Task brief:
All the data must come back unchanged, except that pictures are left out.

Dataset extract:
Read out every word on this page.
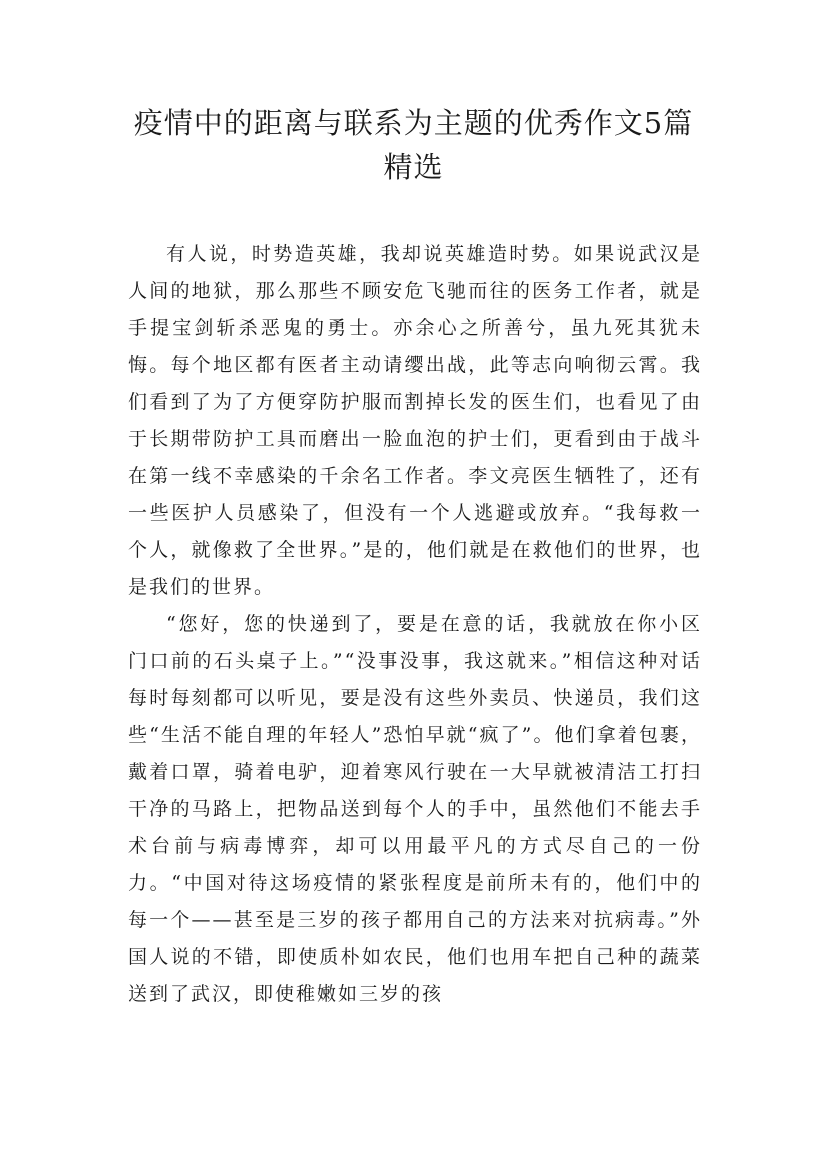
疫情中的距离与联系为主题的优秀作文5篇
精选

有人说，时势造英雄，我却说英雄造时势。如果说武汉是人间的地狱，那么那些不顾安危飞驰而往的医务工作者，就是手提宝剑斩杀恶鬼的勇士。亦余心之所善兮，虽九死其犹未悔。每个地区都有医者主动请缨出战，此等志向响彻云霄。我们看到了为了方便穿防护服而割掉长发的医生们，也看见了由于长期带防护工具而磨出一脸血泡的护士们，更看到由于战斗在第一线不幸感染的千余名工作者。李文亮医生牺牲了，还有一些医护人员感染了，但没有一个人逃避或放弃。“我每救一个人，就像救了全世界。”是的，他们就是在救他们的世界，也是我们的世界。

“您好，您的快递到了，要是在意的话，我就放在你小区门口前的石头桌子上。”“没事没事，我这就来。”相信这种对话每时每刻都可以听见，要是没有这些外卖员、快递员，我们这些“生活不能自理的年轻人”恐怕早就“疯了”。他们拿着包裹，戴着口罩，骑着电驴，迎着寒风行驶在一大早就被清洁工打扫干净的马路上，把物品送到每个人的手中，虽然他们不能去手术台前与病毒博弈，却可以用最平凡的方式尽自己的一份力。“中国对待这场疫情的紧张程度是前所未有的，他们中的每一个——甚至是三岁的孩子都用自己的方法来对抗病毒。”外国人说的不错，即使质朴如农民，他们也用车把自己种的蔬菜送到了武汉，即使稚嫩如三岁的孩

Answer:
Read out every word on this page.
疫情中的距离与联系为主题的优秀作文5篇
精选

有人说，时势造英雄，我却说英雄造时势。如果说武汉是人间的地狱，那么那些不顾安危飞驰而往的医务工作者，就是手提宝剑斩杀恶鬼的勇士。亦余心之所善兮，虽九死其犹未悔。每个地区都有医者主动请缨出战，此等志向响彻云霄。我们看到了为了方便穿防护服而割掉长发的医生们，也看见了由于长期带防护工具而磨出一脸血泡的护士们，更看到由于战斗在第一线不幸感染的千余名工作者。李文亮医生牺牲了，还有一些医护人员感染了，但没有一个人逃避或放弃。“我每救一个人，就像救了全世界。”是的，他们就是在救他们的世界，也是我们的世界。

“您好，您的快递到了，要是在意的话，我就放在你小区门口前的石头桌子上。”“没事没事，我这就来。”相信这种对话每时每刻都可以听见，要是没有这些外卖员、快递员，我们这些“生活不能自理的年轻人”恐怕早就“疯了”。他们拿着包裹，戴着口罩，骑着电驴，迎着寒风行驶在一大早就被清洁工打扫干净的马路上，把物品送到每个人的手中，虽然他们不能去手术台前与病毒博弈，却可以用最平凡的方式尽自己的一份力。“中国对待这场疫情的紧张程度是前所未有的，他们中的每一个——甚至是三岁的孩子都用自己的方法来对抗病毒。”外国人说的不错，即使质朴如农民，他们也用车把自己种的蔬菜送到了武汉，即使稚嫩如三岁的孩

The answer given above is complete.